Objective = Search the records below for the word "ylabel". Pull out each line that has it.

Supplied material =
## Begin

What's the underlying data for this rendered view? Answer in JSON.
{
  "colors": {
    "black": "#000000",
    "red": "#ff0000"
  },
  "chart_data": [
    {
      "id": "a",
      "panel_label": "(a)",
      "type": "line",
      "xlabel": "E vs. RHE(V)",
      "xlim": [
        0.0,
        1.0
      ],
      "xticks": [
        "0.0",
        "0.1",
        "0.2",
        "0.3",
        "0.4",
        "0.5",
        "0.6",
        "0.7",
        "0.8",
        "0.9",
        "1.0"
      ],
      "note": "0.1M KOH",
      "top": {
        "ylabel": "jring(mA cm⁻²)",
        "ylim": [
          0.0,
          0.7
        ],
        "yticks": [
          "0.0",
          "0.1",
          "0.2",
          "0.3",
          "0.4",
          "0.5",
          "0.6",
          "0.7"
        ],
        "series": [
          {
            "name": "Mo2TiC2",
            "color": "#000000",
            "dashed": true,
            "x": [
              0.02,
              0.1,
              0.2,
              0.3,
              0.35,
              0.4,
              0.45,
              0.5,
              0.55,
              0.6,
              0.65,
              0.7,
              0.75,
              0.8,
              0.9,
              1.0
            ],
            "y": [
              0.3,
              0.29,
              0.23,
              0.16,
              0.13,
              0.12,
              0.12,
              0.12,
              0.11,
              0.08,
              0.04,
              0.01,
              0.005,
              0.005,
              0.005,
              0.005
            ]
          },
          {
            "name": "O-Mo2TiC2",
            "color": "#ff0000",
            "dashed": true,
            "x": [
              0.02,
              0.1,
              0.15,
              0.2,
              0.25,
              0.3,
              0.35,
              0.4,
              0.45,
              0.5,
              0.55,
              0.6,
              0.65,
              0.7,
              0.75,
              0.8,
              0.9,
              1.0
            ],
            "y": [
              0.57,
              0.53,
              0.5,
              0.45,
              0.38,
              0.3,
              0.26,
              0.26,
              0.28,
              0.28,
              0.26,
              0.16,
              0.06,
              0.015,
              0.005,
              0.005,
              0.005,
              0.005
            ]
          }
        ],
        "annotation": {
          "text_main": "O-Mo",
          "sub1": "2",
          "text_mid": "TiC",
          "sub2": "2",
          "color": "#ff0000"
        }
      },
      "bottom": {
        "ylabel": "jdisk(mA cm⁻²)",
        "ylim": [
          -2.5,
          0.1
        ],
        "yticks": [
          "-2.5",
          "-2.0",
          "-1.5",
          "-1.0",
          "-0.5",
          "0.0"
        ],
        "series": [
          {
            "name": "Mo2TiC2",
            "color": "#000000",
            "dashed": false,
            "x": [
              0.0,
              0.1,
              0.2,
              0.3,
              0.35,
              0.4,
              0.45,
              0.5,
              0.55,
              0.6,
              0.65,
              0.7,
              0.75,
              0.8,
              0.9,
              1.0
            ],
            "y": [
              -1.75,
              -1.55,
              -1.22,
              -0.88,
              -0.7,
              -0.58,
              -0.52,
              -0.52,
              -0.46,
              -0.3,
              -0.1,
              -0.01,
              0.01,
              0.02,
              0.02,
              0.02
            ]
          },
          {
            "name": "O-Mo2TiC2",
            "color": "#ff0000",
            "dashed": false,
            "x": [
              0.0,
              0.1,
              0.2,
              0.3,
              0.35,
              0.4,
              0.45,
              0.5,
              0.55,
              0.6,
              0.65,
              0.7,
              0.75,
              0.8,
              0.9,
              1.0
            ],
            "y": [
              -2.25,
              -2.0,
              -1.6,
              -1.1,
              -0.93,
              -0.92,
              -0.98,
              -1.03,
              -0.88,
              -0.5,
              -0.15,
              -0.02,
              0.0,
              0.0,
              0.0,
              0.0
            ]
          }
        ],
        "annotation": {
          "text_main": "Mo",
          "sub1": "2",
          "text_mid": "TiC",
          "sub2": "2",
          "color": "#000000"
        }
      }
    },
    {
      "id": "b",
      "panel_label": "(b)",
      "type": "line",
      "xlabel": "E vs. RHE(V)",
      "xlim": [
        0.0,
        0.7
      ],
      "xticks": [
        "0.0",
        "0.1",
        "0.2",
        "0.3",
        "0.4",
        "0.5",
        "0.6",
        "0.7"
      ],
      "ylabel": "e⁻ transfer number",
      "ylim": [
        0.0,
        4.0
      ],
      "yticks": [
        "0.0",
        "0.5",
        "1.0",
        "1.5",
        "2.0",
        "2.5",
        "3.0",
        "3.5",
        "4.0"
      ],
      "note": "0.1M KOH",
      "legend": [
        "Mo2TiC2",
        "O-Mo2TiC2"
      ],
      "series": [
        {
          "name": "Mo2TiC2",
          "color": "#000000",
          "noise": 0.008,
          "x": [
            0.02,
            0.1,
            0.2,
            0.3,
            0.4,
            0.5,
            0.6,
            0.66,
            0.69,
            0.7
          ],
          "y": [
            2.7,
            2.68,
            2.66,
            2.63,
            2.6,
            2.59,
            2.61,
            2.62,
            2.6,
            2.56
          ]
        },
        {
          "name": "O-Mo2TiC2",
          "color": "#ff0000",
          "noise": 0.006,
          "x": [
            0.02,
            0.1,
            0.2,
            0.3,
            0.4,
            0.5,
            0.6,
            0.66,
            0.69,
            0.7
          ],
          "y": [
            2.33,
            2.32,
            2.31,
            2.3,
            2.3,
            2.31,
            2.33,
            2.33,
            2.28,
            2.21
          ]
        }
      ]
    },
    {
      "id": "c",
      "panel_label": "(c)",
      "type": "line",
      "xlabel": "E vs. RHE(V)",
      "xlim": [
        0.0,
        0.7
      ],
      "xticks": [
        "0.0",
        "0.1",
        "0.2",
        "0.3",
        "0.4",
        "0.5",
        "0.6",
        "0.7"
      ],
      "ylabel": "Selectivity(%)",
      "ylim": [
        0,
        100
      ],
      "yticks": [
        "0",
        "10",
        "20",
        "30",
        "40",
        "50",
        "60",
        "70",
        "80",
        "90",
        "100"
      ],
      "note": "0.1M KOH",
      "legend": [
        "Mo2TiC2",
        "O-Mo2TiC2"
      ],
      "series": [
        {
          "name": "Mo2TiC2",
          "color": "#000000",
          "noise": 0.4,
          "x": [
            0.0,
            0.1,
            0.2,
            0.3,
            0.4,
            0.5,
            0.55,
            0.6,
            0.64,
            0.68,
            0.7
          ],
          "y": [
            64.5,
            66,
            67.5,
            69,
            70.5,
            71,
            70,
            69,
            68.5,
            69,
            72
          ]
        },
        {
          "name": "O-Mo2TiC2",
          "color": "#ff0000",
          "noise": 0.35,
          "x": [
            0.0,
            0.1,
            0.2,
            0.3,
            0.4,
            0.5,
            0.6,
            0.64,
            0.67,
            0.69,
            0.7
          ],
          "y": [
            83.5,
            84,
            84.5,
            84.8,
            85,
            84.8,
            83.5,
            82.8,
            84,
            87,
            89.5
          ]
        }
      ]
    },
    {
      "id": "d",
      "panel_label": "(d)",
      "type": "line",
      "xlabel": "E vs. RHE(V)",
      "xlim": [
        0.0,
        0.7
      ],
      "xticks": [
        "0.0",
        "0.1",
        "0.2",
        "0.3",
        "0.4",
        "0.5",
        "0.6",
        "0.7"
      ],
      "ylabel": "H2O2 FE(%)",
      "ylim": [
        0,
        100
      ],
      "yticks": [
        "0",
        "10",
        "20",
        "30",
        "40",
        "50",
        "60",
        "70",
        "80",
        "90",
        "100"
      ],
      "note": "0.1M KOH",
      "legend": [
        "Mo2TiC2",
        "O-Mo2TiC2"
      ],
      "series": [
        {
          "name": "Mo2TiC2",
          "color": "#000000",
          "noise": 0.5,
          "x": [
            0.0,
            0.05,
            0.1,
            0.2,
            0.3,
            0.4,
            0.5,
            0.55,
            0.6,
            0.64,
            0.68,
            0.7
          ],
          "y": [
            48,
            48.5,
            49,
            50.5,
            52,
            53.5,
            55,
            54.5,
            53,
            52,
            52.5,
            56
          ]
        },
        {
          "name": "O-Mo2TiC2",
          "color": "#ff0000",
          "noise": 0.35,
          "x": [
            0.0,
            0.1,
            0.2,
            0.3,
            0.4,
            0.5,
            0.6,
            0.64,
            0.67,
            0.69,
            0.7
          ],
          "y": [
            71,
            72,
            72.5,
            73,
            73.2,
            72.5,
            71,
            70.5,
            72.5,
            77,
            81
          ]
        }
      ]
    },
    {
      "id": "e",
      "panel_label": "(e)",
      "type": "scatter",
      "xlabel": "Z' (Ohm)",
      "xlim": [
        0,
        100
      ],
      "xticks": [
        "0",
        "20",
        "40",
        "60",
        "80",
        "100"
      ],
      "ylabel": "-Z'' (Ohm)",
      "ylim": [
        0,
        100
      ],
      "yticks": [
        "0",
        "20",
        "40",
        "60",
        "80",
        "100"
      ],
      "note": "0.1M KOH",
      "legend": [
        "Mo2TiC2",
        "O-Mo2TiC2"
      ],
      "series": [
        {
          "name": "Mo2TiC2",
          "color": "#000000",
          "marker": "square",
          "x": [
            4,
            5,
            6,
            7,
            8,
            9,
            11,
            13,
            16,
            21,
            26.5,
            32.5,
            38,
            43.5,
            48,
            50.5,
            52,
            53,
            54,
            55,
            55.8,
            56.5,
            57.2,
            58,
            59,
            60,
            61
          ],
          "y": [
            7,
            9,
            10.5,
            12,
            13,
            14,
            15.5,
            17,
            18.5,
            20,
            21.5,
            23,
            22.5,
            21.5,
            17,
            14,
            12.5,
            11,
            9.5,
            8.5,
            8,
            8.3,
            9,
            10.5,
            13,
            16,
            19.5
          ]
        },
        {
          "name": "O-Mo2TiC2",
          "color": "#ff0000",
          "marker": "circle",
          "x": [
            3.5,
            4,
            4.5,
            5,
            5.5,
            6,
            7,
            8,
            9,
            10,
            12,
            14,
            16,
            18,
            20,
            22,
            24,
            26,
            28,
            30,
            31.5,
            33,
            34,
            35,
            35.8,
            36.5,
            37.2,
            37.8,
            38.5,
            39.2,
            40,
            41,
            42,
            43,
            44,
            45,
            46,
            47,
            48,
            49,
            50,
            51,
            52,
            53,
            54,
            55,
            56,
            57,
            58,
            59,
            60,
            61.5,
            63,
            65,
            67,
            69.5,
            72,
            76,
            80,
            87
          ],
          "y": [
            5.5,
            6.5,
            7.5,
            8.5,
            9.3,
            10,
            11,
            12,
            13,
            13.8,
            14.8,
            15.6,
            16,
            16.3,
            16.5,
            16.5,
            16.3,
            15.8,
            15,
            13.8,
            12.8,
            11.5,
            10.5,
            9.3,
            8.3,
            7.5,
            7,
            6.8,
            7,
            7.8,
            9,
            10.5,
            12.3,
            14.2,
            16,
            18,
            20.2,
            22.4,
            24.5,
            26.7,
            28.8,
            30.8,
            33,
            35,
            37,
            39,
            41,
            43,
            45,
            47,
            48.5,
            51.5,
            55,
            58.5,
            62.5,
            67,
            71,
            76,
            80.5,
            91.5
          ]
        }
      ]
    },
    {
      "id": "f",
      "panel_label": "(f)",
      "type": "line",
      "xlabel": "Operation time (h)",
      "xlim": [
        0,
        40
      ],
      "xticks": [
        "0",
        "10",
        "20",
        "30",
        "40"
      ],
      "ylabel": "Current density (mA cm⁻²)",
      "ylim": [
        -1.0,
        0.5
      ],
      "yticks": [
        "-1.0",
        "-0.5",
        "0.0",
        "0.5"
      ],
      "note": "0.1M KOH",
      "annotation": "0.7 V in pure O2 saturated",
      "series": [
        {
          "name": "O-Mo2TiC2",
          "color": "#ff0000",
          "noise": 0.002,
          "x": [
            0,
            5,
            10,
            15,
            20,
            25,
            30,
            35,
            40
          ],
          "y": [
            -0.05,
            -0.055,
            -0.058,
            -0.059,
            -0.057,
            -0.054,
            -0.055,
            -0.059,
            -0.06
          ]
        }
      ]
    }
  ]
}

## End

Solution =
        "ylabel": "jring(mA cm⁻²)",
        "ylabel": "jdisk(mA cm⁻²)",
      "ylabel": "e⁻ transfer number",
      "ylabel": "Selectivity(%)",
      "ylabel": "H2O2 FE(%)",
      "ylabel": "-Z'' (Ohm)",
      "ylabel": "Current density (mA cm⁻²)",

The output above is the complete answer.